Exercise requirements. Every entry needs to be printed exactly, please.
##### Listed entries
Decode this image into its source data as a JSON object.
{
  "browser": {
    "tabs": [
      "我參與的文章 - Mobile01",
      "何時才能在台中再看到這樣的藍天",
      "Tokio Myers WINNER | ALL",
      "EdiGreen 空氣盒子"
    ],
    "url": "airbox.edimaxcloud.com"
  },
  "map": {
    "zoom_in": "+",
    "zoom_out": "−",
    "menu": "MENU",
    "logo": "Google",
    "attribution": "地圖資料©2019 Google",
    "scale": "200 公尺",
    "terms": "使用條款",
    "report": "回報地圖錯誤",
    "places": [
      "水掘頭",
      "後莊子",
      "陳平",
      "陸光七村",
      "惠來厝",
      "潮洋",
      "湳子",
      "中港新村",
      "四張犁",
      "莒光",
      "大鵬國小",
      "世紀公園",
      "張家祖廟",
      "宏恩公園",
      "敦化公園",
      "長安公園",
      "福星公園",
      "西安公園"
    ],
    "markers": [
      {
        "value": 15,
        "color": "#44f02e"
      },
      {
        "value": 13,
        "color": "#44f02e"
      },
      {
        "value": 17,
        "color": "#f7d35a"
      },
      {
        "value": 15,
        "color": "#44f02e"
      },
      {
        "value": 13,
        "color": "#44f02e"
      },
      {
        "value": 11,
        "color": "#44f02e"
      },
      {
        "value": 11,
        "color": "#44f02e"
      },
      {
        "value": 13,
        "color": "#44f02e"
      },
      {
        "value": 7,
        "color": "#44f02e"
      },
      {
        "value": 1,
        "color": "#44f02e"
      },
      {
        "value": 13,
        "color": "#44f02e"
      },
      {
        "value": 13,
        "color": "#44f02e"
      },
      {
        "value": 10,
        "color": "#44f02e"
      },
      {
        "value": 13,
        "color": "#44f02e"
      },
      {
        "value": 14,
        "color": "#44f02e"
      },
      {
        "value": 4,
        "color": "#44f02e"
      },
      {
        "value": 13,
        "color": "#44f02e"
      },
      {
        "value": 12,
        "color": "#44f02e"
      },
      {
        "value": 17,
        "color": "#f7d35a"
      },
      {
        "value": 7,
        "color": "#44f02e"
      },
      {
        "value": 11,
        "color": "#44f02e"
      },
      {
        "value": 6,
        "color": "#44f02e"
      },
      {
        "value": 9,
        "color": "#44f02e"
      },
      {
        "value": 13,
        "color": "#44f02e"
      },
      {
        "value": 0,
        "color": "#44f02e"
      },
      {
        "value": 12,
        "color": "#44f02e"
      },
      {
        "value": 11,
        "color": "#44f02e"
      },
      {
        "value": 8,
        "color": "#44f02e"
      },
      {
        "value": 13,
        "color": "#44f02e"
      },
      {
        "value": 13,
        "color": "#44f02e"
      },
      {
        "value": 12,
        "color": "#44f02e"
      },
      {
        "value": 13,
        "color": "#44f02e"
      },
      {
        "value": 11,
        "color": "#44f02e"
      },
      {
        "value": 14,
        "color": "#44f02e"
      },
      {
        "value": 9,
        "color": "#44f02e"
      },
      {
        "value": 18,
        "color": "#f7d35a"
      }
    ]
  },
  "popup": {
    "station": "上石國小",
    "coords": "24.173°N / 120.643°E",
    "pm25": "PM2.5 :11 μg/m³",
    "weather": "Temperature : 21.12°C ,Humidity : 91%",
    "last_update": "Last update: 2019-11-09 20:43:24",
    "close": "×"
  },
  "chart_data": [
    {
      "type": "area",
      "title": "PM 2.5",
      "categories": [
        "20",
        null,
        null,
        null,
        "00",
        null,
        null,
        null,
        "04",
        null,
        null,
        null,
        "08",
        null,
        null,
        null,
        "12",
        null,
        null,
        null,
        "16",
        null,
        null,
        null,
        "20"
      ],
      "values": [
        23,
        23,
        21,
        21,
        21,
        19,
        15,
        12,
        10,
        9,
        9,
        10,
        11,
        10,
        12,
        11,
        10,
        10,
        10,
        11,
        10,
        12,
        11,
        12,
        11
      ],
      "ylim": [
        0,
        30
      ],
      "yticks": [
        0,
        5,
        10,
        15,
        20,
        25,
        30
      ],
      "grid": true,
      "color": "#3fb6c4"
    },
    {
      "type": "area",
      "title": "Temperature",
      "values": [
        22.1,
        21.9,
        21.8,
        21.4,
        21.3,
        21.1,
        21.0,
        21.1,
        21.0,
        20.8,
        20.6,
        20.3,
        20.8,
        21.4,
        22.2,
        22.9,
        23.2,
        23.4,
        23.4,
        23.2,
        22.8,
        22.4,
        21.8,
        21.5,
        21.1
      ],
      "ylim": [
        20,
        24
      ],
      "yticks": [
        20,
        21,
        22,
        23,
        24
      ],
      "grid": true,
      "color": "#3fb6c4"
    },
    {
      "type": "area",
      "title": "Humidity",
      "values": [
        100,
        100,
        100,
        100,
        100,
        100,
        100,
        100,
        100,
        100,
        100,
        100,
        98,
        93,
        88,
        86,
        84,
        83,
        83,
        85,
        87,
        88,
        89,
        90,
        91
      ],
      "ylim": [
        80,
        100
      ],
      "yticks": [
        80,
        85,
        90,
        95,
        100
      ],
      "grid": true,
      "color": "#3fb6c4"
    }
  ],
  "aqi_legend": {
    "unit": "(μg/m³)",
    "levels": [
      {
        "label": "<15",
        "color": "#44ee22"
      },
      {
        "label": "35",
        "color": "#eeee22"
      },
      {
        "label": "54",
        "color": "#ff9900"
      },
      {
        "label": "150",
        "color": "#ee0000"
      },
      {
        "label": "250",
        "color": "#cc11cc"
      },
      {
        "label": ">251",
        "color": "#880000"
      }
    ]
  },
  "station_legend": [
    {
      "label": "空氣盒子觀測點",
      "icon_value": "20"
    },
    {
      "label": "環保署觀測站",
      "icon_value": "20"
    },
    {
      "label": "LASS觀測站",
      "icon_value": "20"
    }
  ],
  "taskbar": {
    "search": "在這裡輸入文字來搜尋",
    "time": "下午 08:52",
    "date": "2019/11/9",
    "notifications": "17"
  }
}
##########
Written response.
Decode this image into its source data as a JSON object.
{
  "browser": {
    "tabs": [
      "我參與的文章 - Mobile01",
      "何時才能在台中再看到這樣的藍天",
      "Tokio Myers WINNER | ALL",
      "EdiGreen 空氣盒子"
    ],
    "url": "airbox.edimaxcloud.com"
  },
  "map": {
    "zoom_in": "+",
    "zoom_out": "−",
    "menu": "MENU",
    "logo": "Google",
    "attribution": "地圖資料©2019 Google",
    "scale": "200 公尺",
    "terms": "使用條款",
    "report": "回報地圖錯誤",
    "places": [
      "水掘頭",
      "後莊子",
      "陳平",
      "陸光七村",
      "惠來厝",
      "潮洋",
      "湳子",
      "中港新村",
      "四張犁",
      "莒光",
      "大鵬國小",
      "世紀公園",
      "張家祖廟",
      "宏恩公園",
      "敦化公園",
      "長安公園",
      "福星公園",
      "西安公園"
    ],
    "markers": [
      {
        "value": 15,
        "color": "#44f02e"
      },
      {
        "value": 13,
        "color": "#44f02e"
      },
      {
        "value": 17,
        "color": "#f7d35a"
      },
      {
        "value": 15,
        "color": "#44f02e"
      },
      {
        "value": 13,
        "color": "#44f02e"
      },
      {
        "value": 11,
        "color": "#44f02e"
      },
      {
        "value": 11,
        "color": "#44f02e"
      },
      {
        "value": 13,
        "color": "#44f02e"
      },
      {
        "value": 7,
        "color": "#44f02e"
      },
      {
        "value": 1,
        "color": "#44f02e"
      },
      {
        "value": 13,
        "color": "#44f02e"
      },
      {
        "value": 13,
        "color": "#44f02e"
      },
      {
        "value": 10,
        "color": "#44f02e"
      },
      {
        "value": 13,
        "color": "#44f02e"
      },
      {
        "value": 14,
        "color": "#44f02e"
      },
      {
        "value": 4,
        "color": "#44f02e"
      },
      {
        "value": 13,
        "color": "#44f02e"
      },
      {
        "value": 12,
        "color": "#44f02e"
      },
      {
        "value": 17,
        "color": "#f7d35a"
      },
      {
        "value": 7,
        "color": "#44f02e"
      },
      {
        "value": 11,
        "color": "#44f02e"
      },
      {
        "value": 6,
        "color": "#44f02e"
      },
      {
        "value": 9,
        "color": "#44f02e"
      },
      {
        "value": 13,
        "color": "#44f02e"
      },
      {
        "value": 0,
        "color": "#44f02e"
      },
      {
        "value": 12,
        "color": "#44f02e"
      },
      {
        "value": 11,
        "color": "#44f02e"
      },
      {
        "value": 8,
        "color": "#44f02e"
      },
      {
        "value": 13,
        "color": "#44f02e"
      },
      {
        "value": 13,
        "color": "#44f02e"
      },
      {
        "value": 12,
        "color": "#44f02e"
      },
      {
        "value": 13,
        "color": "#44f02e"
      },
      {
        "value": 11,
        "color": "#44f02e"
      },
      {
        "value": 14,
        "color": "#44f02e"
      },
      {
        "value": 9,
        "color": "#44f02e"
      },
      {
        "value": 18,
        "color": "#f7d35a"
      }
    ]
  },
  "popup": {
    "station": "上石國小",
    "coords": "24.173°N / 120.643°E",
    "pm25": "PM2.5 :11 μg/m³",
    "weather": "Temperature : 21.12°C ,Humidity : 91%",
    "last_update": "Last update: 2019-11-09 20:43:24",
    "close": "×"
  },
  "chart_data": [
    {
      "type": "area",
      "title": "PM 2.5",
      "categories": [
        "20",
        null,
        null,
        null,
        "00",
        null,
        null,
        null,
        "04",
        null,
        null,
        null,
        "08",
        null,
        null,
        null,
        "12",
        null,
        null,
        null,
        "16",
        null,
        null,
        null,
        "20"
      ],
      "values": [
        23,
        23,
        21,
        21,
        21,
        19,
        15,
        12,
        10,
        9,
        9,
        10,
        11,
        10,
        12,
        11,
        10,
        10,
        10,
        11,
        10,
        12,
        11,
        12,
        11
      ],
      "ylim": [
        0,
        30
      ],
      "yticks": [
        0,
        5,
        10,
        15,
        20,
        25,
        30
      ],
      "grid": true,
      "color": "#3fb6c4"
    },
    {
      "type": "area",
      "title": "Temperature",
      "values": [
        22.1,
        21.9,
        21.8,
        21.4,
        21.3,
        21.1,
        21.0,
        21.1,
        21.0,
        20.8,
        20.6,
        20.3,
        20.8,
        21.4,
        22.2,
        22.9,
        23.2,
        23.4,
        23.4,
        23.2,
        22.8,
        22.4,
        21.8,
        21.5,
        21.1
      ],
      "ylim": [
        20,
        24
      ],
      "yticks": [
        20,
        21,
        22,
        23,
        24
      ],
      "grid": true,
      "color": "#3fb6c4"
    },
    {
      "type": "area",
      "title": "Humidity",
      "values": [
        100,
        100,
        100,
        100,
        100,
        100,
        100,
        100,
        100,
        100,
        100,
        100,
        98,
        93,
        88,
        86,
        84,
        83,
        83,
        85,
        87,
        88,
        89,
        90,
        91
      ],
      "ylim": [
        80,
        100
      ],
      "yticks": [
        80,
        85,
        90,
        95,
        100
      ],
      "grid": true,
      "color": "#3fb6c4"
    }
  ],
  "aqi_legend": {
    "unit": "(μg/m³)",
    "levels": [
      {
        "label": "<15",
        "color": "#44ee22"
      },
      {
        "label": "35",
        "color": "#eeee22"
      },
      {
        "label": "54",
        "color": "#ff9900"
      },
      {
        "label": "150",
        "color": "#ee0000"
      },
      {
        "label": "250",
        "color": "#cc11cc"
      },
      {
        "label": ">251",
        "color": "#880000"
      }
    ]
  },
  "station_legend": [
    {
      "label": "空氣盒子觀測點",
      "icon_value": "20"
    },
    {
      "label": "環保署觀測站",
      "icon_value": "20"
    },
    {
      "label": "LASS觀測站",
      "icon_value": "20"
    }
  ],
  "taskbar": {
    "search": "在這裡輸入文字來搜尋",
    "time": "下午 08:52",
    "date": "2019/11/9",
    "notifications": "17"
  }
}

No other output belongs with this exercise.